Repeat the data that follows, word for word, without the images.

## Start

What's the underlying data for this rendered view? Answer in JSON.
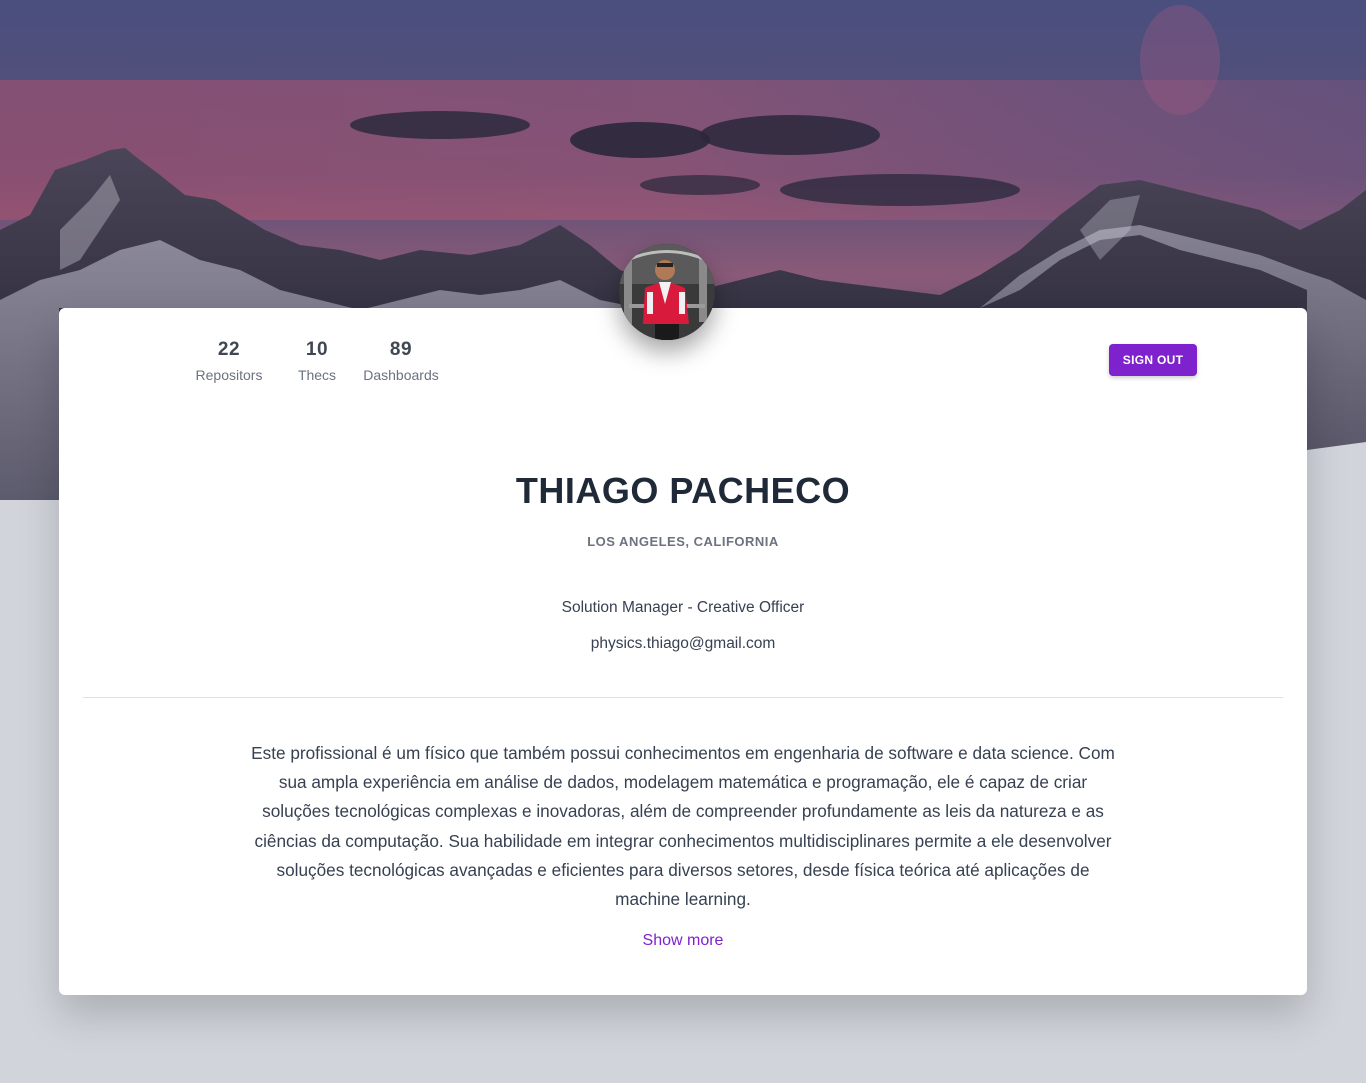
{
  "profile": {
    "name": "THIAGO PACHECO",
    "location": "LOS ANGELES, CALIFORNIA",
    "role": "Solution Manager - Creative Officer",
    "email": "physics.thiago@gmail.com",
    "bio": "Este profissional é um físico que também possui conhecimentos em engenharia de software e data science. Com sua ampla experiência em análise de dados, modelagem matemática e programação, ele é capaz de criar soluções tecnológicas complexas e inovadoras, além de compreender profundamente as leis da natureza e as ciências da computação. Sua habilidade em integrar conhecimentos multidisciplinares permite a ele desenvolver soluções tecnológicas avançadas e eficientes para diversos setores, desde física teórica até aplicações de machine learning.",
    "show_more": "Show more"
  },
  "stats": [
    {
      "value": "22",
      "label": "Repositors"
    },
    {
      "value": "10",
      "label": "Thecs"
    },
    {
      "value": "89",
      "label": "Dashboards"
    }
  ],
  "actions": {
    "sign_out": "SIGN OUT"
  },
  "colors": {
    "accent": "#7e22ce",
    "page_background": "#d1d5db",
    "heading": "#1f2937"
  }
}
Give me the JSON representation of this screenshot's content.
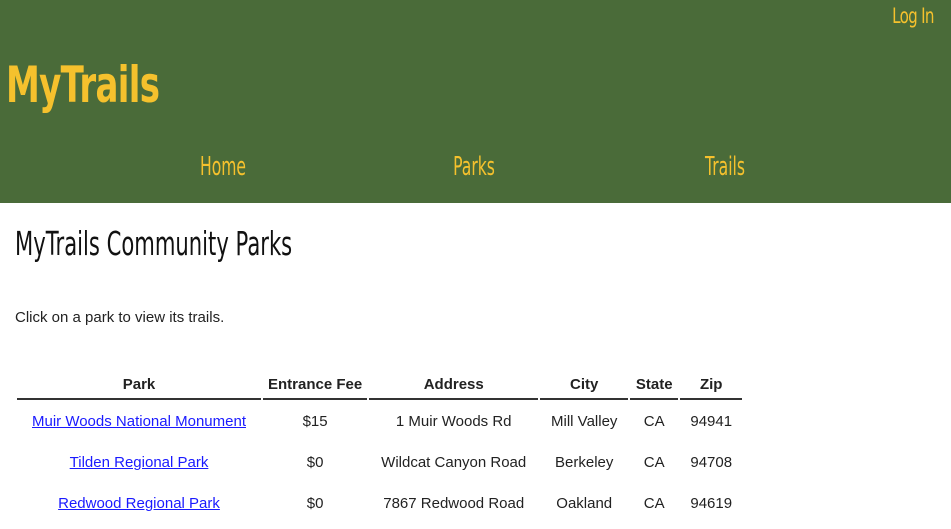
{
  "header": {
    "login_label": "Log In",
    "logo_text": "MyTrails",
    "nav": {
      "home": "Home",
      "parks": "Parks",
      "trails": "Trails"
    },
    "background_color": "#4a6b39",
    "accent_color": "#f5c12d"
  },
  "main": {
    "title": "MyTrails Community Parks",
    "intro": "Click on a park to view its trails.",
    "table": {
      "headers": [
        "Park",
        "Entrance Fee",
        "Address",
        "City",
        "State",
        "Zip"
      ],
      "rows": [
        {
          "park": "Muir Woods National Monument",
          "fee": "$15",
          "address": "1 Muir Woods Rd",
          "city": "Mill Valley",
          "state": "CA",
          "zip": "94941"
        },
        {
          "park": "Tilden Regional Park",
          "fee": "$0",
          "address": "Wildcat Canyon Road",
          "city": "Berkeley",
          "state": "CA",
          "zip": "94708"
        },
        {
          "park": "Redwood Regional Park",
          "fee": "$0",
          "address": "7867 Redwood Road",
          "city": "Oakland",
          "state": "CA",
          "zip": "94619"
        }
      ]
    }
  }
}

## End

(TASK RESPONSE)
What's the underlying data for this rendered view? Answer in JSON.
{
  "profile": {
    "name": "THIAGO PACHECO",
    "location": "LOS ANGELES, CALIFORNIA",
    "role": "Solution Manager - Creative Officer",
    "email": "physics.thiago@gmail.com",
    "bio": "Este profissional é um físico que também possui conhecimentos em engenharia de software e data science. Com sua ampla experiência em análise de dados, modelagem matemática e programação, ele é capaz de criar soluções tecnológicas complexas e inovadoras, além de compreender profundamente as leis da natureza e as ciências da computação. Sua habilidade em integrar conhecimentos multidisciplinares permite a ele desenvolver soluções tecnológicas avançadas e eficientes para diversos setores, desde física teórica até aplicações de machine learning.",
    "show_more": "Show more"
  },
  "stats": [
    {
      "value": "22",
      "label": "Repositors"
    },
    {
      "value": "10",
      "label": "Thecs"
    },
    {
      "value": "89",
      "label": "Dashboards"
    }
  ],
  "actions": {
    "sign_out": "SIGN OUT"
  },
  "colors": {
    "accent": "#7e22ce",
    "page_background": "#d1d5db",
    "heading": "#1f2937"
  }
}
Give me the JSON representation of this screenshot's content.
{
  "header": {
    "login_label": "Log In",
    "logo_text": "MyTrails",
    "nav": {
      "home": "Home",
      "parks": "Parks",
      "trails": "Trails"
    },
    "background_color": "#4a6b39",
    "accent_color": "#f5c12d"
  },
  "main": {
    "title": "MyTrails Community Parks",
    "intro": "Click on a park to view its trails.",
    "table": {
      "headers": [
        "Park",
        "Entrance Fee",
        "Address",
        "City",
        "State",
        "Zip"
      ],
      "rows": [
        {
          "park": "Muir Woods National Monument",
          "fee": "$15",
          "address": "1 Muir Woods Rd",
          "city": "Mill Valley",
          "state": "CA",
          "zip": "94941"
        },
        {
          "park": "Tilden Regional Park",
          "fee": "$0",
          "address": "Wildcat Canyon Road",
          "city": "Berkeley",
          "state": "CA",
          "zip": "94708"
        },
        {
          "park": "Redwood Regional Park",
          "fee": "$0",
          "address": "7867 Redwood Road",
          "city": "Oakland",
          "state": "CA",
          "zip": "94619"
        }
      ]
    }
  }
}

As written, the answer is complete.